◆ Problem to work on: Write out the listing in full, matching it word for word.

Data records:
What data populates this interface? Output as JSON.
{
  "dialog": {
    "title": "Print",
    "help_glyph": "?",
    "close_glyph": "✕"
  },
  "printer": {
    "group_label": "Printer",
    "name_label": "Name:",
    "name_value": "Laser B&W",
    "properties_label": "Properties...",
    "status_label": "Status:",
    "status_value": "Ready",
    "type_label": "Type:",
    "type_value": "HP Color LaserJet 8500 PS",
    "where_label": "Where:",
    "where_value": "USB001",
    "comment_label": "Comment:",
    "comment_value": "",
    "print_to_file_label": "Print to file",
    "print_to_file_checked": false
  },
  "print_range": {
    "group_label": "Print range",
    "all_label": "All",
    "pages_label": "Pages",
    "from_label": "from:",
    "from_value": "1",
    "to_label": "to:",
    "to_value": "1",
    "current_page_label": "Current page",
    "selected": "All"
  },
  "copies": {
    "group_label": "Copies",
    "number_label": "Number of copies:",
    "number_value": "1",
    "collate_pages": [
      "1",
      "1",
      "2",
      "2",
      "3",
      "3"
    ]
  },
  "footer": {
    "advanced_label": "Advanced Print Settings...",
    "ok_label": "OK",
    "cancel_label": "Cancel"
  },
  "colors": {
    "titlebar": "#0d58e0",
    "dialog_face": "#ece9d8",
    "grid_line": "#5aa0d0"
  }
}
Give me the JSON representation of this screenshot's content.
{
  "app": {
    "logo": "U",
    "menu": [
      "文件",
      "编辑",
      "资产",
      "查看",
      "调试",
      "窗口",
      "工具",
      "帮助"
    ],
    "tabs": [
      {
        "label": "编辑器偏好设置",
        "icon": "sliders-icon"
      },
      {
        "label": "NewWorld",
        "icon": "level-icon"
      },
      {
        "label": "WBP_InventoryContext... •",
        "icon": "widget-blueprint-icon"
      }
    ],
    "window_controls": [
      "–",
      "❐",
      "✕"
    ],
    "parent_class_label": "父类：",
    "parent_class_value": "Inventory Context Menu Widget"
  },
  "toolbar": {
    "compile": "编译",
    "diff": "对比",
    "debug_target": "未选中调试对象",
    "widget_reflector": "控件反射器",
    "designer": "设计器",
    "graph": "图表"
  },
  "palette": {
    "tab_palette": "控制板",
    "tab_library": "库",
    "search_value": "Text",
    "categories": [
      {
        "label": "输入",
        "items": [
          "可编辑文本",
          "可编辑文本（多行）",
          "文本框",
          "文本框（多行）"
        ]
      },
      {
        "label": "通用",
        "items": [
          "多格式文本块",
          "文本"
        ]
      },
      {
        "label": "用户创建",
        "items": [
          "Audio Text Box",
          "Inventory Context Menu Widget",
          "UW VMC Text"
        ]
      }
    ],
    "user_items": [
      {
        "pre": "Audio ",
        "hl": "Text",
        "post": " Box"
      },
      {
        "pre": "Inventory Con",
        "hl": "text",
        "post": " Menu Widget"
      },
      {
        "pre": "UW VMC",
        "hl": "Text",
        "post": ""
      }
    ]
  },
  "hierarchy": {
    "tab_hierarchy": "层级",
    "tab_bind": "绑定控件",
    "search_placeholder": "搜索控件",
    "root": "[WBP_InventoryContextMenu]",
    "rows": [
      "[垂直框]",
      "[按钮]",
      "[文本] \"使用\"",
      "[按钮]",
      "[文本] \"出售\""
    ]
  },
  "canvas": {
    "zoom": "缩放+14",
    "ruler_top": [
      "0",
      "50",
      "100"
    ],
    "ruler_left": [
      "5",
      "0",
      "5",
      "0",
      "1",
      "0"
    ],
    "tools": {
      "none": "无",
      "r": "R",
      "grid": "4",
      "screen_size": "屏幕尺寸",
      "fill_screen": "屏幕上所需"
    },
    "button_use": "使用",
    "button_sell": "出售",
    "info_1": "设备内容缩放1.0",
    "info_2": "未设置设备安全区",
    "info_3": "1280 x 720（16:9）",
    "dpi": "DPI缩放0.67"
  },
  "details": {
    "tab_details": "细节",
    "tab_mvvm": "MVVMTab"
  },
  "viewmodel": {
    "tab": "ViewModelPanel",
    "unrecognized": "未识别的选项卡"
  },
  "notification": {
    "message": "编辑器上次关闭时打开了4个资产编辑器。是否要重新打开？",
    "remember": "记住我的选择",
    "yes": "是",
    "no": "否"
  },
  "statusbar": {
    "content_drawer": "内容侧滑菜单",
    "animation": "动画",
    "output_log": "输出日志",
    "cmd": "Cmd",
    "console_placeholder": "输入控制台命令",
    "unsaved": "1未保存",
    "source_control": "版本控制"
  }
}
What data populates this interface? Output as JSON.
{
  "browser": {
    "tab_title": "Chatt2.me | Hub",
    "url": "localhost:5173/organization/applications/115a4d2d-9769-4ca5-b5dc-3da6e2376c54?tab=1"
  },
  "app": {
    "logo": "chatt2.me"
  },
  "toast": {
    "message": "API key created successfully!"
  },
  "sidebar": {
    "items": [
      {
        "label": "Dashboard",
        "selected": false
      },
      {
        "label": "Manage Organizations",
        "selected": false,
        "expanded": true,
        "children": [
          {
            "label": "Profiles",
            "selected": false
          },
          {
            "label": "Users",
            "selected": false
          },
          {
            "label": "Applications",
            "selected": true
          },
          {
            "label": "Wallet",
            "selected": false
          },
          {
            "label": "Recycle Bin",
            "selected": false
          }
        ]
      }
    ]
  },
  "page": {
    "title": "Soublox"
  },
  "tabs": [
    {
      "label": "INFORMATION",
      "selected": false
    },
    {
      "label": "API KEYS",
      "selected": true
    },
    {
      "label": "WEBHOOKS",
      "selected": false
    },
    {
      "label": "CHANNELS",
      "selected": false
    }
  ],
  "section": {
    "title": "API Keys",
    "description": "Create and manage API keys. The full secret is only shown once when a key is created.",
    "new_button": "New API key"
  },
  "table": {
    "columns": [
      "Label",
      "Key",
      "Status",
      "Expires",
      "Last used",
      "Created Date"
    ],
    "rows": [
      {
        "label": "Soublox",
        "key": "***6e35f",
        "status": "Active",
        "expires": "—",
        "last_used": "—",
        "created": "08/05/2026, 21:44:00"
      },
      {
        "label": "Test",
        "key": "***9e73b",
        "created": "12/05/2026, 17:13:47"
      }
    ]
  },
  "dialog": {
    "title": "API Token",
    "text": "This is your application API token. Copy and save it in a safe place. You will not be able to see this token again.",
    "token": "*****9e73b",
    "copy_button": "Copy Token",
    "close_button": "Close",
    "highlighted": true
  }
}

◆ Task answer:
What data populates this interface? Output as JSON.
{
  "dialog": {
    "title": "Print",
    "help_glyph": "?",
    "close_glyph": "✕"
  },
  "printer": {
    "group_label": "Printer",
    "name_label": "Name:",
    "name_value": "Laser B&W",
    "properties_label": "Properties...",
    "status_label": "Status:",
    "status_value": "Ready",
    "type_label": "Type:",
    "type_value": "HP Color LaserJet 8500 PS",
    "where_label": "Where:",
    "where_value": "USB001",
    "comment_label": "Comment:",
    "comment_value": "",
    "print_to_file_label": "Print to file",
    "print_to_file_checked": false
  },
  "print_range": {
    "group_label": "Print range",
    "all_label": "All",
    "pages_label": "Pages",
    "from_label": "from:",
    "from_value": "1",
    "to_label": "to:",
    "to_value": "1",
    "current_page_label": "Current page",
    "selected": "All"
  },
  "copies": {
    "group_label": "Copies",
    "number_label": "Number of copies:",
    "number_value": "1",
    "collate_pages": [
      "1",
      "1",
      "2",
      "2",
      "3",
      "3"
    ]
  },
  "footer": {
    "advanced_label": "Advanced Print Settings...",
    "ok_label": "OK",
    "cancel_label": "Cancel"
  },
  "colors": {
    "titlebar": "#0d58e0",
    "dialog_face": "#ece9d8",
    "grid_line": "#5aa0d0"
  }
}
Give me the JSON representation of this screenshot's content.
{
  "app": {
    "logo": "U",
    "menu": [
      "文件",
      "编辑",
      "资产",
      "查看",
      "调试",
      "窗口",
      "工具",
      "帮助"
    ],
    "tabs": [
      {
        "label": "编辑器偏好设置",
        "icon": "sliders-icon"
      },
      {
        "label": "NewWorld",
        "icon": "level-icon"
      },
      {
        "label": "WBP_InventoryContext... •",
        "icon": "widget-blueprint-icon"
      }
    ],
    "window_controls": [
      "–",
      "❐",
      "✕"
    ],
    "parent_class_label": "父类：",
    "parent_class_value": "Inventory Context Menu Widget"
  },
  "toolbar": {
    "compile": "编译",
    "diff": "对比",
    "debug_target": "未选中调试对象",
    "widget_reflector": "控件反射器",
    "designer": "设计器",
    "graph": "图表"
  },
  "palette": {
    "tab_palette": "控制板",
    "tab_library": "库",
    "search_value": "Text",
    "categories": [
      {
        "label": "输入",
        "items": [
          "可编辑文本",
          "可编辑文本（多行）",
          "文本框",
          "文本框（多行）"
        ]
      },
      {
        "label": "通用",
        "items": [
          "多格式文本块",
          "文本"
        ]
      },
      {
        "label": "用户创建",
        "items": [
          "Audio Text Box",
          "Inventory Context Menu Widget",
          "UW VMC Text"
        ]
      }
    ],
    "user_items": [
      {
        "pre": "Audio ",
        "hl": "Text",
        "post": " Box"
      },
      {
        "pre": "Inventory Con",
        "hl": "text",
        "post": " Menu Widget"
      },
      {
        "pre": "UW VMC",
        "hl": "Text",
        "post": ""
      }
    ]
  },
  "hierarchy": {
    "tab_hierarchy": "层级",
    "tab_bind": "绑定控件",
    "search_placeholder": "搜索控件",
    "root": "[WBP_InventoryContextMenu]",
    "rows": [
      "[垂直框]",
      "[按钮]",
      "[文本] \"使用\"",
      "[按钮]",
      "[文本] \"出售\""
    ]
  },
  "canvas": {
    "zoom": "缩放+14",
    "ruler_top": [
      "0",
      "50",
      "100"
    ],
    "ruler_left": [
      "5",
      "0",
      "5",
      "0",
      "1",
      "0"
    ],
    "tools": {
      "none": "无",
      "r": "R",
      "grid": "4",
      "screen_size": "屏幕尺寸",
      "fill_screen": "屏幕上所需"
    },
    "button_use": "使用",
    "button_sell": "出售",
    "info_1": "设备内容缩放1.0",
    "info_2": "未设置设备安全区",
    "info_3": "1280 x 720（16:9）",
    "dpi": "DPI缩放0.67"
  },
  "details": {
    "tab_details": "细节",
    "tab_mvvm": "MVVMTab"
  },
  "viewmodel": {
    "tab": "ViewModelPanel",
    "unrecognized": "未识别的选项卡"
  },
  "notification": {
    "message": "编辑器上次关闭时打开了4个资产编辑器。是否要重新打开？",
    "remember": "记住我的选择",
    "yes": "是",
    "no": "否"
  },
  "statusbar": {
    "content_drawer": "内容侧滑菜单",
    "animation": "动画",
    "output_log": "输出日志",
    "cmd": "Cmd",
    "console_placeholder": "输入控制台命令",
    "unsaved": "1未保存",
    "source_control": "版本控制"
  }
}
What data populates this interface? Output as JSON.
{
  "browser": {
    "tab_title": "Chatt2.me | Hub",
    "url": "localhost:5173/organization/applications/115a4d2d-9769-4ca5-b5dc-3da6e2376c54?tab=1"
  },
  "app": {
    "logo": "chatt2.me"
  },
  "toast": {
    "message": "API key created successfully!"
  },
  "sidebar": {
    "items": [
      {
        "label": "Dashboard",
        "selected": false
      },
      {
        "label": "Manage Organizations",
        "selected": false,
        "expanded": true,
        "children": [
          {
            "label": "Profiles",
            "selected": false
          },
          {
            "label": "Users",
            "selected": false
          },
          {
            "label": "Applications",
            "selected": true
          },
          {
            "label": "Wallet",
            "selected": false
          },
          {
            "label": "Recycle Bin",
            "selected": false
          }
        ]
      }
    ]
  },
  "page": {
    "title": "Soublox"
  },
  "tabs": [
    {
      "label": "INFORMATION",
      "selected": false
    },
    {
      "label": "API KEYS",
      "selected": true
    },
    {
      "label": "WEBHOOKS",
      "selected": false
    },
    {
      "label": "CHANNELS",
      "selected": false
    }
  ],
  "section": {
    "title": "API Keys",
    "description": "Create and manage API keys. The full secret is only shown once when a key is created.",
    "new_button": "New API key"
  },
  "table": {
    "columns": [
      "Label",
      "Key",
      "Status",
      "Expires",
      "Last used",
      "Created Date"
    ],
    "rows": [
      {
        "label": "Soublox",
        "key": "***6e35f",
        "status": "Active",
        "expires": "—",
        "last_used": "—",
        "created": "08/05/2026, 21:44:00"
      },
      {
        "label": "Test",
        "key": "***9e73b",
        "created": "12/05/2026, 17:13:47"
      }
    ]
  },
  "dialog": {
    "title": "API Token",
    "text": "This is your application API token. Copy and save it in a safe place. You will not be able to see this token again.",
    "token": "*****9e73b",
    "copy_button": "Copy Token",
    "close_button": "Close",
    "highlighted": true
  }
}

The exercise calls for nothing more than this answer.